Your goal:
In the entries that follow, how many lines hold the string "structured"? Give only that number.

Records supplied:
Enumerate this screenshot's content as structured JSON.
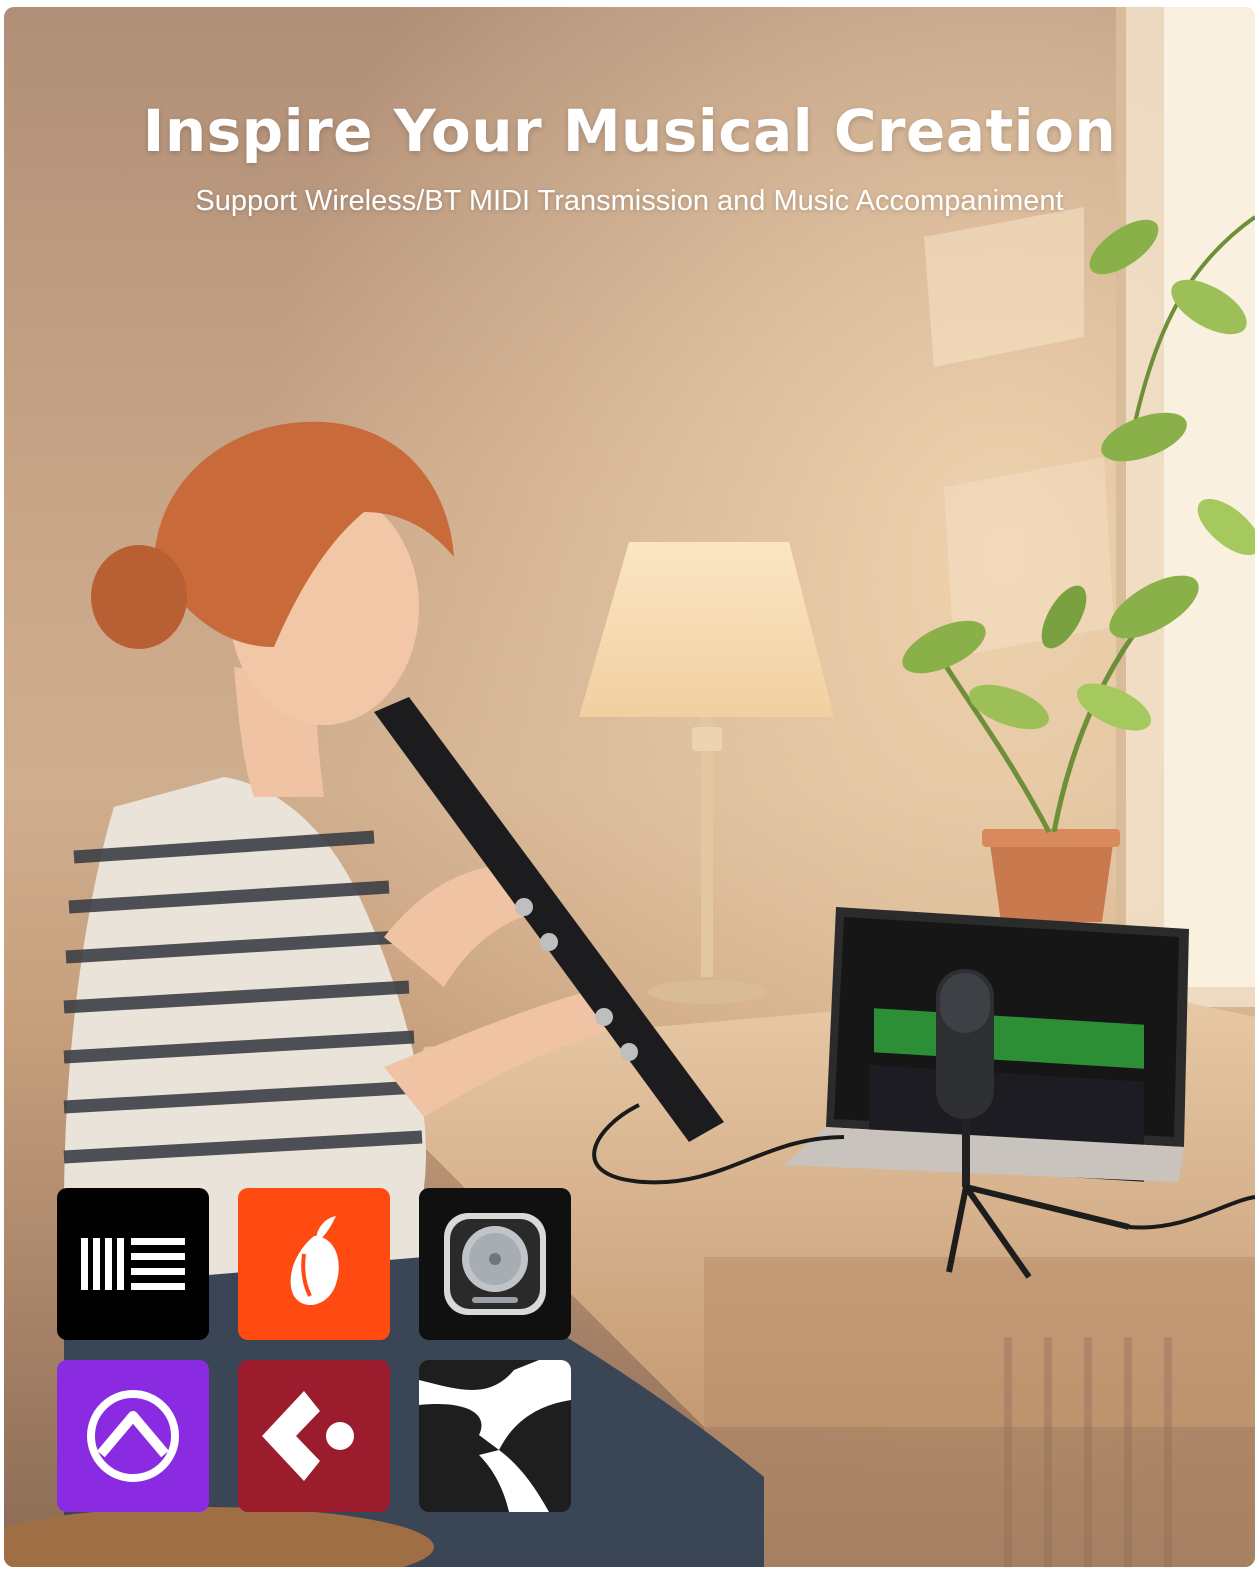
{
  "hero": {
    "headline": "Inspire Your Musical Creation",
    "subheadline": "Support Wireless/BT MIDI Transmission and Music Accompaniment"
  },
  "daw_logos": [
    {
      "icon": "ableton-live-icon",
      "color": "#000000"
    },
    {
      "icon": "fl-studio-icon",
      "color": "#ff4a12"
    },
    {
      "icon": "logic-pro-icon",
      "color": "#101010"
    },
    {
      "icon": "pro-tools-icon",
      "color": "#8a2be2"
    },
    {
      "icon": "cubase-icon",
      "color": "#9b1c2c"
    },
    {
      "icon": "studio-one-icon",
      "color": "#1e1e1e"
    }
  ]
}
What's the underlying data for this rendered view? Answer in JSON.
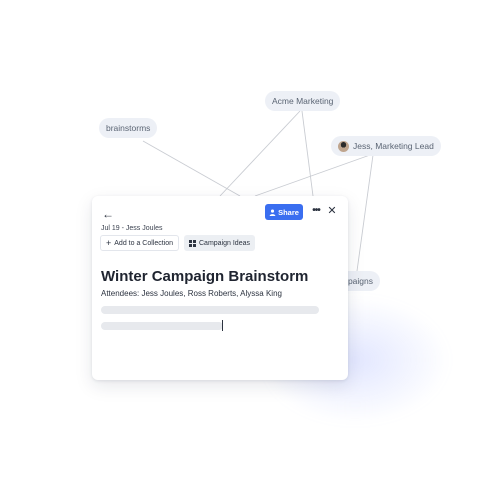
{
  "tags": {
    "acme": "Acme Marketing",
    "brainstorms": "brainstorms",
    "jess": "Jess, Marketing Lead",
    "campaigns": "Campaigns"
  },
  "card": {
    "share_label": "Share",
    "more_glyph": "•••",
    "close_glyph": "✕",
    "back_glyph": "←",
    "meta": "Jul 19 - Jess Joules",
    "add_collection_label": "Add to a Collection",
    "add_plus": "+",
    "campaign_tag_label": "Campaign Ideas",
    "title": "Winter Campaign Brainstorm",
    "attendees": "Attendees: Jess Joules, Ross Roberts, Alyssa King"
  },
  "colors": {
    "accent": "#3a6ef0",
    "chip_bg": "#edf0f6",
    "line": "#c9ccd2"
  },
  "icons": {
    "back": "arrow-left-icon",
    "share": "person-icon",
    "more": "more-horizontal-icon",
    "close": "close-icon",
    "collection": "grid-icon"
  }
}
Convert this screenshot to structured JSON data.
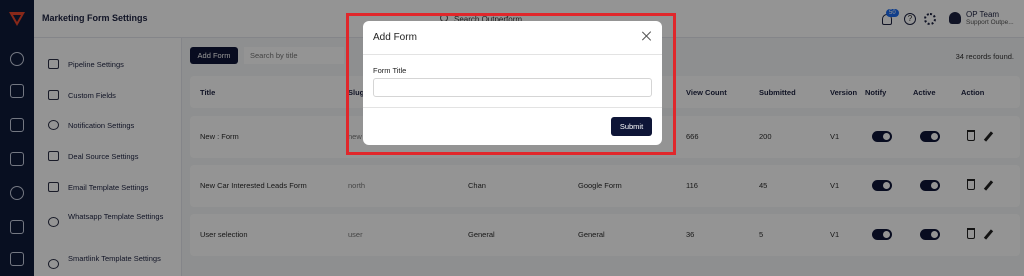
{
  "header": {
    "page_title": "Marketing Form Settings",
    "search_value": "Search Outperform",
    "notification_count": "50",
    "user_name": "OP Team",
    "user_role": "Support Outpe..."
  },
  "rail_icons": [
    "logo-icon",
    "dollar-icon",
    "contacts-icon",
    "calendar-icon",
    "clipboard-icon",
    "chart-icon",
    "document-icon",
    "chat-icon"
  ],
  "sidebar": {
    "items": [
      {
        "label": "Pipeline Settings",
        "icon": "pipeline-icon"
      },
      {
        "label": "Custom Fields",
        "icon": "edit-box-icon"
      },
      {
        "label": "Notification Settings",
        "icon": "bell-icon"
      },
      {
        "label": "Deal Source Settings",
        "icon": "megaphone-icon"
      },
      {
        "label": "Email Template Settings",
        "icon": "mail-icon"
      },
      {
        "label": "Whatsapp Template Settings",
        "icon": "whatsapp-icon"
      },
      {
        "label": "Smartlink Template Settings",
        "icon": "link-icon"
      }
    ]
  },
  "toolbar": {
    "add_form_label": "Add Form",
    "search_placeholder": "Search by title",
    "records_text": "34 records found."
  },
  "table": {
    "columns": [
      "Title",
      "Slug",
      "",
      "",
      "View Count",
      "Submitted",
      "Version",
      "Notify",
      "Active",
      "Action"
    ],
    "rows": [
      {
        "title": "New : Form",
        "slug": "new",
        "col3": "",
        "col4": "",
        "view_count": "666",
        "submitted": "200",
        "version": "V1"
      },
      {
        "title": "New Car Interested Leads Form",
        "slug": "north",
        "col3": "Chan",
        "col4": "Google Form",
        "view_count": "116",
        "submitted": "45",
        "version": "V1"
      },
      {
        "title": "User selection",
        "slug": "user",
        "col3": "General",
        "col4": "General",
        "view_count": "36",
        "submitted": "5",
        "version": "V1"
      }
    ]
  },
  "modal": {
    "title": "Add Form",
    "field_label": "Form Title",
    "field_value": "",
    "submit_label": "Submit"
  },
  "colors": {
    "primary_dark": "#0e1537",
    "rail_bg": "#0f1a3a",
    "highlight_frame": "#e0272b",
    "badge": "#1d6cf0"
  }
}
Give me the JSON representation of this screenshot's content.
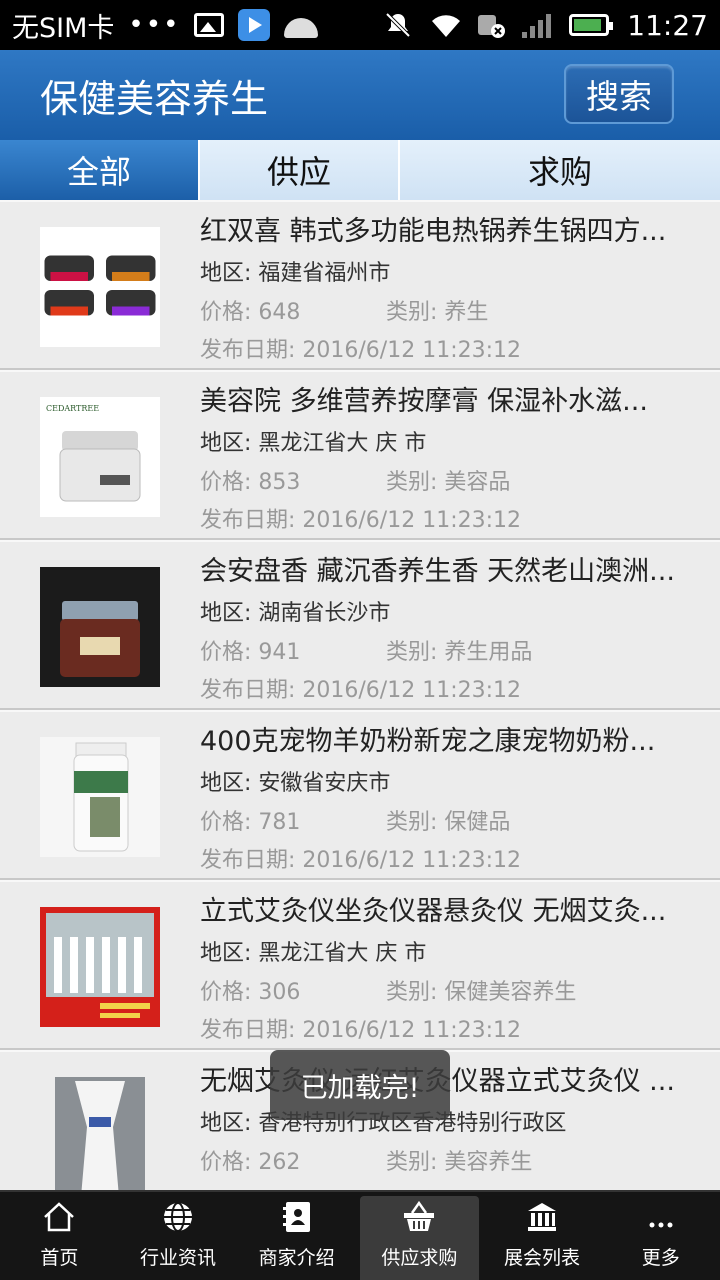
{
  "status_bar": {
    "carrier": "无SIM卡",
    "dots": "•••",
    "time": "11:27",
    "battery_level": 0.9
  },
  "header": {
    "title": "保健美容养生",
    "search_label": "搜索"
  },
  "tabs": [
    {
      "label": "全部",
      "active": true
    },
    {
      "label": "供应",
      "active": false
    },
    {
      "label": "求购",
      "active": false
    }
  ],
  "labels": {
    "region": "地区: ",
    "price": "价格: ",
    "category": "类别: ",
    "date": "发布日期: "
  },
  "items": [
    {
      "title": "红双喜 韩式多功能电热锅养生锅四方...",
      "region": "福建省福州市",
      "price": "648",
      "category": "养生",
      "date": "2016/6/12 11:23:12"
    },
    {
      "title": "美容院 多维营养按摩膏 保湿补水滋...",
      "region": "黑龙江省大 庆 市",
      "price": "853",
      "category": "美容品",
      "date": "2016/6/12 11:23:12"
    },
    {
      "title": "会安盘香 藏沉香养生香 天然老山澳洲...",
      "region": "湖南省长沙市",
      "price": "941",
      "category": "养生用品",
      "date": "2016/6/12 11:23:12"
    },
    {
      "title": "400克宠物羊奶粉新宠之康宠物奶粉...",
      "region": "安徽省安庆市",
      "price": "781",
      "category": "保健品",
      "date": "2016/6/12 11:23:12"
    },
    {
      "title": "立式艾灸仪坐灸仪器悬灸仪 无烟艾灸...",
      "region": "黑龙江省大 庆 市",
      "price": "306",
      "category": "保健美容养生",
      "date": "2016/6/12 11:23:12"
    },
    {
      "title": "无烟艾灸仪 远红艾灸仪器立式艾灸仪 ...",
      "region": "香港特别行政区香港特别行政区",
      "price": "262",
      "category": "美容养生",
      "date": ""
    }
  ],
  "toast": "已加载完!",
  "bottom_nav": [
    {
      "label": "首页",
      "icon": "home-icon",
      "active": false
    },
    {
      "label": "行业资讯",
      "icon": "globe-icon",
      "active": false
    },
    {
      "label": "商家介绍",
      "icon": "contact-book-icon",
      "active": false
    },
    {
      "label": "供应求购",
      "icon": "basket-icon",
      "active": true
    },
    {
      "label": "展会列表",
      "icon": "bank-icon",
      "active": false
    },
    {
      "label": "更多",
      "icon": "more-icon",
      "active": false
    }
  ]
}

Correct response:
2